To edit a cell value, doubleclick on it or make your corrections in the formula line. You can also highlight a cell and press F2. If you need to create a new text, you may highlight a cell and start typing right away. However, keep in mind that all previous data will be deleted from the cell.
You can cancel editing without saving it by pressing ESC (upper left corner of the keyboard). Confirm editing by hitting Enter (the cursor is moved down) or Tab (the cursor is moved aside).
If several cells are highlighted, Enter and Tab work only in the highlighted fragment. This can be used to speed up work.
As for other buttons and menus, I think, they are pretty easy to grasp.
Getting started: importing quotes
Let's prepare data to test strategies. As I said, I will take data from the terminal. To do this, press Ctrl+S in any chart window or select File > Save in the terminal menu. The terminal offers the usual system window to enter the file name and path.
If the file extension is *.csv, then usually all goes fine. If it is *.txt, then in most cases, you need to rightclick it and select "Open with" >"Choose another app" or open the spreadsheet app first and open the file from it, since the system tends to open files with this extension using Notepad or other word processor by default.
In order to convert numbers, select the appropriate column in the conversion window. Then indicate the separator of the integer and fractional parts, as well as the separator of the digit groups (for volumes) if necessary. In Excel, this is done using the "More ..." button. In Calc, select English USA from the Column Type list.
There is yet another nuance. After a successful import, it makes sense to leave 57 thousand rows in the table. The fact is that the more data there is, the more difficult it is for the program to calculate the result of each cell. At the same time, the estimation accuracy increases insignificantly. For example, when comparing the verification results for data of 5,000 and 100,000 rows, the results differed by only 1%, while the computation time in the latter case increased significantly.
Some keyboard shortcuts for working with tables
Shortcut
 Action

Ctrl + arrows
 Go to the nearest continuous data row border

Tab  Confirm input and go to the right cell

Shift + Tab
 Confirm input and go to the left cell

Enter  Confirm input and go to the cell below

Shift + Enter
 Confirm input and go to the cell above 
Ctrl + D
 Fill in highlighted columns from top to bottom

Shift + Ctrl + arrows
 Highlight from the current position to the end of the continuous range

How to fill a long column with the same equation
For small ranges, you can use the method shown in Figure 2: move the mouse to the "selection marker" (the square in the lower right corner of the table cursor). When the mouse cursor turns into a thin cross, drag this marker to the desired row or column.

> Data for analysis:
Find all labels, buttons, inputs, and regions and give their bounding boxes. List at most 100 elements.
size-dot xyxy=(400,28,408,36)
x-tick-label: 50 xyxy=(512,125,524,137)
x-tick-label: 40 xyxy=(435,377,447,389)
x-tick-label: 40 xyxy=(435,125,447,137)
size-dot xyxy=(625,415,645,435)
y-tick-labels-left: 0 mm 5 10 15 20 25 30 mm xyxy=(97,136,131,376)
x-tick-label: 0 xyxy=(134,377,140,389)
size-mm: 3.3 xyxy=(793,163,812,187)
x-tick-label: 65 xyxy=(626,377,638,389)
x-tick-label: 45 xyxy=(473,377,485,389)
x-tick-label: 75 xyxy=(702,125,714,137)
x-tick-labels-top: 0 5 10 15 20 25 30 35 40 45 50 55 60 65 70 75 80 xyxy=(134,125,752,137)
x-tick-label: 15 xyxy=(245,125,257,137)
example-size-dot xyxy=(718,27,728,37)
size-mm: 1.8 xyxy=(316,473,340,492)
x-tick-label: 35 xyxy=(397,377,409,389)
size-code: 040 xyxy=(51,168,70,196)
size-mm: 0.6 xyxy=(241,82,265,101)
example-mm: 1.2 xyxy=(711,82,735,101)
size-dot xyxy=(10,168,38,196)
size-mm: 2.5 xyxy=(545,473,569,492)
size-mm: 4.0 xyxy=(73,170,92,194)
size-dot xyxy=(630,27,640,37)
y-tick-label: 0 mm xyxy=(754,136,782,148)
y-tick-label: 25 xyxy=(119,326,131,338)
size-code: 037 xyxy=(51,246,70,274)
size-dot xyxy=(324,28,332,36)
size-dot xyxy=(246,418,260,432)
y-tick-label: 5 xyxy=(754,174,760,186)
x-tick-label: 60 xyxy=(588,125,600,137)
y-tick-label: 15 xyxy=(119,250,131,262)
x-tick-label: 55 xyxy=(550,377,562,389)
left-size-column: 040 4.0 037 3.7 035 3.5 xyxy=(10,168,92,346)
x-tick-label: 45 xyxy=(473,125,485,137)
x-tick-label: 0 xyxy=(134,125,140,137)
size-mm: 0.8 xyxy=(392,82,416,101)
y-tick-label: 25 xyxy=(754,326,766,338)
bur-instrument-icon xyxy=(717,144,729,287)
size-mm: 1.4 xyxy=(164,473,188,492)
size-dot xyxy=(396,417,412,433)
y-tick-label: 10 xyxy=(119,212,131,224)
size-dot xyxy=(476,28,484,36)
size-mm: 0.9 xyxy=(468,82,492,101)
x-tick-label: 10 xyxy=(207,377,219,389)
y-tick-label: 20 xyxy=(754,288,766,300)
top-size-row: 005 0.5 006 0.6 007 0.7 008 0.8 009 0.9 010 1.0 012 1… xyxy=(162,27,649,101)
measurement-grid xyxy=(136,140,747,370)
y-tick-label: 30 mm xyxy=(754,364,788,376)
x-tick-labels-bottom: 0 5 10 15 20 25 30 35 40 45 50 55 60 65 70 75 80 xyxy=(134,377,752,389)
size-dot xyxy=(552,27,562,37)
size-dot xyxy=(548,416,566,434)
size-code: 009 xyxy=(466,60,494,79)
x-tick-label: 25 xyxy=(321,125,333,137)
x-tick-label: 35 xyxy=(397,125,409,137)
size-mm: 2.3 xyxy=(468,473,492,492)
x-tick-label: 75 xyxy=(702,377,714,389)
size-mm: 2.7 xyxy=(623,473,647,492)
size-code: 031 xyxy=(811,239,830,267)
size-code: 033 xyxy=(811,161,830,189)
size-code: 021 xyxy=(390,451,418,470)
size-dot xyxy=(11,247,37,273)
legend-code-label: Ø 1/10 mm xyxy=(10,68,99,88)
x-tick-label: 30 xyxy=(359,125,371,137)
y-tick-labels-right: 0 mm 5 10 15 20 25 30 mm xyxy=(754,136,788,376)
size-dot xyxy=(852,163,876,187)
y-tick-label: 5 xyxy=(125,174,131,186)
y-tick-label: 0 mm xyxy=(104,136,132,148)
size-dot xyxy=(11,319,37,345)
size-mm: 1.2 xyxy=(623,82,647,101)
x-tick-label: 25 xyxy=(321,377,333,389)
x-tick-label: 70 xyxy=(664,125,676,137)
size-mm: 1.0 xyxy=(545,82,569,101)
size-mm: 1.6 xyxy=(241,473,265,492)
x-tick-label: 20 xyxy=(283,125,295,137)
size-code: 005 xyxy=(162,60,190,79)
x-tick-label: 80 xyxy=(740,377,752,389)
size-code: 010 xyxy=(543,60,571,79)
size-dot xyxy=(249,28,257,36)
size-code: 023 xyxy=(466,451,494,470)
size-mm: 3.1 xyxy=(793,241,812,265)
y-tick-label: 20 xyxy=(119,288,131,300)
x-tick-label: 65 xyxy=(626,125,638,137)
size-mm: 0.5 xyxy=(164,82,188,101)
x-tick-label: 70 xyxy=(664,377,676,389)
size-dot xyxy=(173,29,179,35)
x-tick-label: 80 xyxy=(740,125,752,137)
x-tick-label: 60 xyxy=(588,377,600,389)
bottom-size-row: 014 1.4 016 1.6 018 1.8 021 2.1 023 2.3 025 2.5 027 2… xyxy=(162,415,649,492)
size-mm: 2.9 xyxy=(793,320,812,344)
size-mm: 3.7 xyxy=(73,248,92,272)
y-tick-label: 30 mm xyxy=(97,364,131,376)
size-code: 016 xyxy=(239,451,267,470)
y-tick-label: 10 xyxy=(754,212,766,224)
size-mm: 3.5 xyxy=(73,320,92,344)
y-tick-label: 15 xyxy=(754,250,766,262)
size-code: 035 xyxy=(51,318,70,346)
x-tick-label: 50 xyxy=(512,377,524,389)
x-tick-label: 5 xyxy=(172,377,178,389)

> Tasks:
a – In the spreadsheet text, by how much did the verification results differ between data of 5,000 rows and 100,000 rows?
b – Update the spreadsheet text from "If several cells" up to and including "processor by default." by replacing "terminal" with "platform".

> Your written answers:
a – They differed by only 1%.

b –
If several cells are highlighted, Enter and Tab work only in the highlighted fragment. This can be used to speed up work.
As for other buttons and menus, I think, they are pretty easy to grasp.
Getting started: importing quotes
Let's prepare data to test strategies. As I said, I will take data from the platform. To do this, press Ctrl+S in any chart window or select File > Save in the platform menu. The platform offers the usual system window to enter the file name and path.
If the file extension is *.csv, then usually all goes fine. If it is *.txt, then in most cases, you need to rightclick it and select "Open with" >"Choose another app" or open the spreadsheet app first and open the file from it, since the system tends to open files with this extension using Notepad or other word processor by default.